Work to be completed -
Note how many lines in the entries contain the string "watermark", then give that number and nothing else.

Listed records -
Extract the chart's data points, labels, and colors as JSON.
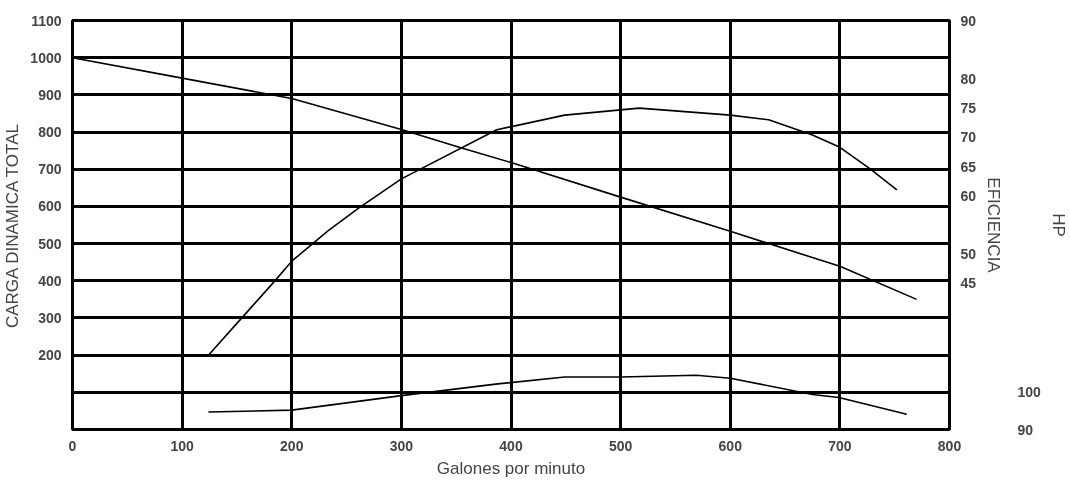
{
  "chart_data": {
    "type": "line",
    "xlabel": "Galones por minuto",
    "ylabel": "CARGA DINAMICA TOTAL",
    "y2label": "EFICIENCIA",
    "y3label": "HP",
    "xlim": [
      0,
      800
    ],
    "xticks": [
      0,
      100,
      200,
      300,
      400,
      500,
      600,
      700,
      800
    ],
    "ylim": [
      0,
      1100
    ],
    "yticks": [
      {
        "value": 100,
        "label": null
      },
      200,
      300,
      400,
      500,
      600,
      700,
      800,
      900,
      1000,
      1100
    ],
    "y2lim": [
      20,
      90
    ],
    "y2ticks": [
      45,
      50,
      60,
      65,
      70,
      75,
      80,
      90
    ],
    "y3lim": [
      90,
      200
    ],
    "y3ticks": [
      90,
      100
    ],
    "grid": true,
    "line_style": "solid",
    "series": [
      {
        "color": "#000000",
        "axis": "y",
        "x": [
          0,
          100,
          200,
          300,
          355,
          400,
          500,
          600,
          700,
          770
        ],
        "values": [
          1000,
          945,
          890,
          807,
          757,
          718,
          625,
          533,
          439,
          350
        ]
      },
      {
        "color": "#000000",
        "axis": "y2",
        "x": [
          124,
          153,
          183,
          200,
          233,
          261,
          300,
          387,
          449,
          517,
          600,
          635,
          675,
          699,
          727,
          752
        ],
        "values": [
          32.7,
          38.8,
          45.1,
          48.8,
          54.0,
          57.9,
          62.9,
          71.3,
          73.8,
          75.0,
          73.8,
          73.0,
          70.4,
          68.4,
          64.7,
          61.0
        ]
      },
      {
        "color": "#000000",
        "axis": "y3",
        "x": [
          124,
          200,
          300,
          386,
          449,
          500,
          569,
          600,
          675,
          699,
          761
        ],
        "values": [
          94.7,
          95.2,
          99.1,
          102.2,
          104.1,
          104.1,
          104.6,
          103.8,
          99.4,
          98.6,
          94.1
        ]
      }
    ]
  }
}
==
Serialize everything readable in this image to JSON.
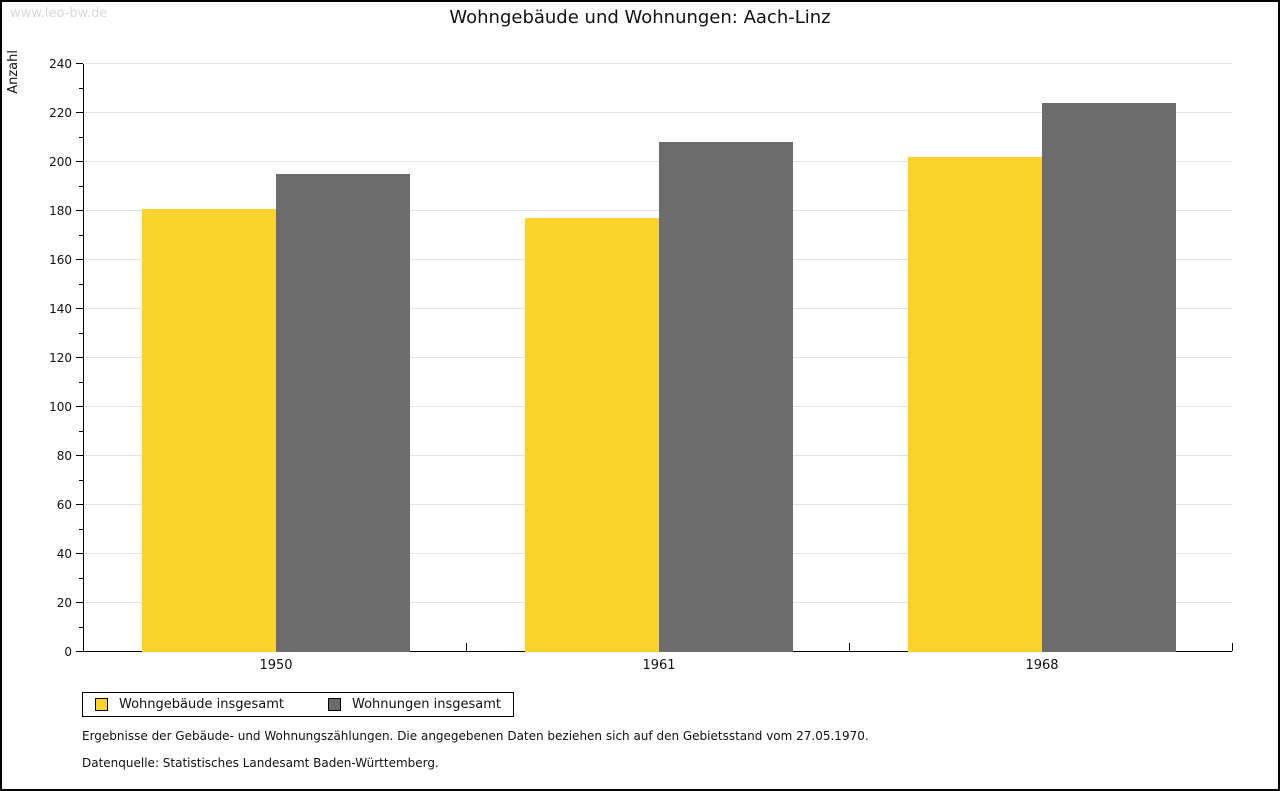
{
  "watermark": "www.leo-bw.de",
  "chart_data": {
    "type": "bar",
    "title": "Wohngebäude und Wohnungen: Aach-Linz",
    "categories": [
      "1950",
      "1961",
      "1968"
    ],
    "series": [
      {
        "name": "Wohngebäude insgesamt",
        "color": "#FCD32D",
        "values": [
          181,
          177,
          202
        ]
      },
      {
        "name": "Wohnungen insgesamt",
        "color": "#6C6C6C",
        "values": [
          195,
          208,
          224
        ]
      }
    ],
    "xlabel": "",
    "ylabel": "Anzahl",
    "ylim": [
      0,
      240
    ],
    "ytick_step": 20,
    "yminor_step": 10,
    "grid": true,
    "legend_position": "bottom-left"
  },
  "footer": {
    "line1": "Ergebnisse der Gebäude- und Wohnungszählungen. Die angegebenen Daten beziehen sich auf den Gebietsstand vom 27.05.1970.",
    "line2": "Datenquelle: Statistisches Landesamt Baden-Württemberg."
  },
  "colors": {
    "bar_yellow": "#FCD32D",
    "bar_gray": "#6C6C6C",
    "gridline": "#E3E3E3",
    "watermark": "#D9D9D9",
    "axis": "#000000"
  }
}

Output for this exercise -
2